(WRITTEN INSTRUCTION):
Copy out each line of the material below with no changes.

= = =

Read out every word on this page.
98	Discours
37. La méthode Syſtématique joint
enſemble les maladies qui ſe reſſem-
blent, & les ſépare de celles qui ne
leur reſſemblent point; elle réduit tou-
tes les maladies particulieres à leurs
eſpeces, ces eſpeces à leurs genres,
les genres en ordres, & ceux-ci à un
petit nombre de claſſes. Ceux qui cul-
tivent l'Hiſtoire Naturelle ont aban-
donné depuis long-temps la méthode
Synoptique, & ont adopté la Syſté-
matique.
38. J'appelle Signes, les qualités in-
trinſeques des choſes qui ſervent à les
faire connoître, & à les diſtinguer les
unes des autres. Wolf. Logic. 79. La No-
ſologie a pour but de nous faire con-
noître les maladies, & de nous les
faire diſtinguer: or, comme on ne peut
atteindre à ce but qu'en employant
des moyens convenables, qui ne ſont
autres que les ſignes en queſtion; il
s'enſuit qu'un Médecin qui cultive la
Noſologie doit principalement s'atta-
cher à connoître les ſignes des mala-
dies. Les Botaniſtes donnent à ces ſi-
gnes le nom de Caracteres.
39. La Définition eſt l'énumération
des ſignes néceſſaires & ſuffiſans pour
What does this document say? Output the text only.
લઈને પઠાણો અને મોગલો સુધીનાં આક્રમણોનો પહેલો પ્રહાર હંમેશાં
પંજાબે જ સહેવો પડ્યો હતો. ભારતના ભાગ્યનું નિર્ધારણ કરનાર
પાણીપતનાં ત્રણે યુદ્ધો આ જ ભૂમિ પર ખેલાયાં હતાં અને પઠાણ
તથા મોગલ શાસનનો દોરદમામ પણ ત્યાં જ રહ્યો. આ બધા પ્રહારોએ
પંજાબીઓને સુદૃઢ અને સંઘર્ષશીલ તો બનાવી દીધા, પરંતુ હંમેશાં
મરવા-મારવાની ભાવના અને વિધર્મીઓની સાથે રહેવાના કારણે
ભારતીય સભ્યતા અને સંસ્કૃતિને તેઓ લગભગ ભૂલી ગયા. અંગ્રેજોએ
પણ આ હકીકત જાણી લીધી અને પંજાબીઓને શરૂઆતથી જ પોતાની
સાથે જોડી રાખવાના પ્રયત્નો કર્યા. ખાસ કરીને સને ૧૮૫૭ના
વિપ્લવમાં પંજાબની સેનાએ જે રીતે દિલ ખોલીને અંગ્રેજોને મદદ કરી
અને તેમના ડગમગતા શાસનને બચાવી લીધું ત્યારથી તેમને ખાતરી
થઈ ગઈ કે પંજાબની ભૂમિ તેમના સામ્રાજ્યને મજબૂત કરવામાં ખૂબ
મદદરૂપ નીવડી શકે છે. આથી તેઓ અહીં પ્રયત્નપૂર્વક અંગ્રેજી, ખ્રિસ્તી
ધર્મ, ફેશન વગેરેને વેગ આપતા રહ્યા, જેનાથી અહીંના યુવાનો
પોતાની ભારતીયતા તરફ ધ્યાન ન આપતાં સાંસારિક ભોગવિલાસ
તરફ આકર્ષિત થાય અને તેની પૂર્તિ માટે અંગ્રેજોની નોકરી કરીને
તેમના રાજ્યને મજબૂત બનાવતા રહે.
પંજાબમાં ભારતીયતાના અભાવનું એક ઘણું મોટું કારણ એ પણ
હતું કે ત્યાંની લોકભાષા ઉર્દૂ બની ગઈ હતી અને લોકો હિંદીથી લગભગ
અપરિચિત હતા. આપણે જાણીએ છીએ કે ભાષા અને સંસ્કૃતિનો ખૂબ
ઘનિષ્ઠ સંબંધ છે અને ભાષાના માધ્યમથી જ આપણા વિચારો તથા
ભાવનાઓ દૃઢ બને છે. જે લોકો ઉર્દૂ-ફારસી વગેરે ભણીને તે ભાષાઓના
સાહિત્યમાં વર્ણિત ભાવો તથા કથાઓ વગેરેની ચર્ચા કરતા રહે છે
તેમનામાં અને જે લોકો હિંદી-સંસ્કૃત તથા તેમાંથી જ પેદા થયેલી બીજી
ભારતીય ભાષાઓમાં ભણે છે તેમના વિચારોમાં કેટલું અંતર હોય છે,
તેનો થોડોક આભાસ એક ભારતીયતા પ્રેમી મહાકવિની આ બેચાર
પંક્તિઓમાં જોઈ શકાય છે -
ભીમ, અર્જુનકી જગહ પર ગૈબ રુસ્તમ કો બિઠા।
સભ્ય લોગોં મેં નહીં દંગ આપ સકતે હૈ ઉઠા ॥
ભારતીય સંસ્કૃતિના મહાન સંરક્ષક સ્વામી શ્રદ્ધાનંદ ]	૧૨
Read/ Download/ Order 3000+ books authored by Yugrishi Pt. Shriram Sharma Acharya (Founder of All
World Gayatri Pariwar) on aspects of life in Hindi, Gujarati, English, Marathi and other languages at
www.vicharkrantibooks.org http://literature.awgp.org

= = =

(EXPECTED OUTPUT):
Read out every word on this page.
98	Discours
37. La méthode Syſtématique joint
enſemble les maladies qui ſe reſſem-
blent, & les ſépare de celles qui ne
leur reſſemblent point; elle réduit tou-
tes les maladies particulieres à leurs
eſpeces, ces eſpeces à leurs genres,
les genres en ordres, & ceux-ci à un
petit nombre de claſſes. Ceux qui cul-
tivent l'Hiſtoire Naturelle ont aban-
donné depuis long-temps la méthode
Synoptique, & ont adopté la Syſté-
matique.
38. J'appelle Signes, les qualités in-
trinſeques des choſes qui ſervent à les
faire connoître, & à les diſtinguer les
unes des autres. Wolf. Logic. 79. La No-
ſologie a pour but de nous faire con-
noître les maladies, & de nous les
faire diſtinguer: or, comme on ne peut
atteindre à ce but qu'en employant
des moyens convenables, qui ne ſont
autres que les ſignes en queſtion; il
s'enſuit qu'un Médecin qui cultive la
Noſologie doit principalement s'atta-
cher à connoître les ſignes des mala-
dies. Les Botaniſtes donnent à ces ſi-
gnes le nom de Caracteres.
39. La Définition eſt l'énumération
des ſignes néceſſaires & ſuffiſans pour
What does this document say? Output the text only.
લઈને પઠાણો અને મોગલો સુધીનાં આક્રમણોનો પહેલો પ્રહાર હંમેશાં
પંજાબે જ સહેવો પડ્યો હતો. ભારતના ભાગ્યનું નિર્ધારણ કરનાર
પાણીપતનાં ત્રણે યુદ્ધો આ જ ભૂમિ પર ખેલાયાં હતાં અને પઠાણ
તથા મોગલ શાસનનો દોરદમામ પણ ત્યાં જ રહ્યો. આ બધા પ્રહારોએ
પંજાબીઓને સુદૃઢ અને સંઘર્ષશીલ તો બનાવી દીધા, પરંતુ હંમેશાં
મરવા-મારવાની ભાવના અને વિધર્મીઓની સાથે રહેવાના કારણે
ભારતીય સભ્યતા અને સંસ્કૃતિને તેઓ લગભગ ભૂલી ગયા. અંગ્રેજોએ
પણ આ હકીકત જાણી લીધી અને પંજાબીઓને શરૂઆતથી જ પોતાની
સાથે જોડી રાખવાના પ્રયત્નો કર્યા. ખાસ કરીને સને ૧૮૫૭ના
વિપ્લવમાં પંજાબની સેનાએ જે રીતે દિલ ખોલીને અંગ્રેજોને મદદ કરી
અને તેમના ડગમગતા શાસનને બચાવી લીધું ત્યારથી તેમને ખાતરી
થઈ ગઈ કે પંજાબની ભૂમિ તેમના સામ્રાજ્યને મજબૂત કરવામાં ખૂબ
મદદરૂપ નીવડી શકે છે. આથી તેઓ અહીં પ્રયત્નપૂર્વક અંગ્રેજી, ખ્રિસ્તી
ધર્મ, ફેશન વગેરેને વેગ આપતા રહ્યા, જેનાથી અહીંના યુવાનો
પોતાની ભારતીયતા તરફ ધ્યાન ન આપતાં સાંસારિક ભોગવિલાસ
તરફ આકર્ષિત થાય અને તેની પૂર્તિ માટે અંગ્રેજોની નોકરી કરીને
તેમના રાજ્યને મજબૂત બનાવતા રહે.
પંજાબમાં ભારતીયતાના અભાવનું એક ઘણું મોટું કારણ એ પણ
હતું કે ત્યાંની લોકભાષા ઉર્દૂ બની ગઈ હતી અને લોકો હિંદીથી લગભગ
અપરિચિત હતા. આપણે જાણીએ છીએ કે ભાષા અને સંસ્કૃતિનો ખૂબ
ઘનિષ્ઠ સંબંધ છે અને ભાષાના માધ્યમથી જ આપણા વિચારો તથા
ભાવનાઓ દૃઢ બને છે. જે લોકો ઉર્દૂ-ફારસી વગેરે ભણીને તે ભાષાઓના
સાહિત્યમાં વર્ણિત ભાવો તથા કથાઓ વગેરેની ચર્ચા કરતા રહે છે
તેમનામાં અને જે લોકો હિંદી-સંસ્કૃત તથા તેમાંથી જ પેદા થયેલી બીજી
ભારતીય ભાષાઓમાં ભણે છે તેમના વિચારોમાં કેટલું અંતર હોય છે,
તેનો થોડોક આભાસ એક ભારતીયતા પ્રેમી મહાકવિની આ બેચાર
પંક્તિઓમાં જોઈ શકાય છે -
ભીમ, અર્જુનકી જગહ પર ગૈબ રુસ્તમ કો બિઠા।
સભ્ય લોગોં મેં નહીં દંગ આપ સકતે હૈ ઉઠા ॥
ભારતીય સંસ્કૃતિના મહાન સંરક્ષક સ્વામી શ્રદ્ધાનંદ ]	૧૨
Read/ Download/ Order 3000+ books authored by Yugrishi Pt. Shriram Sharma Acharya (Founder of All
World Gayatri Pariwar) on aspects of life in Hindi, Gujarati, English, Marathi and other languages at
www.vicharkrantibooks.org http://literature.awgp.org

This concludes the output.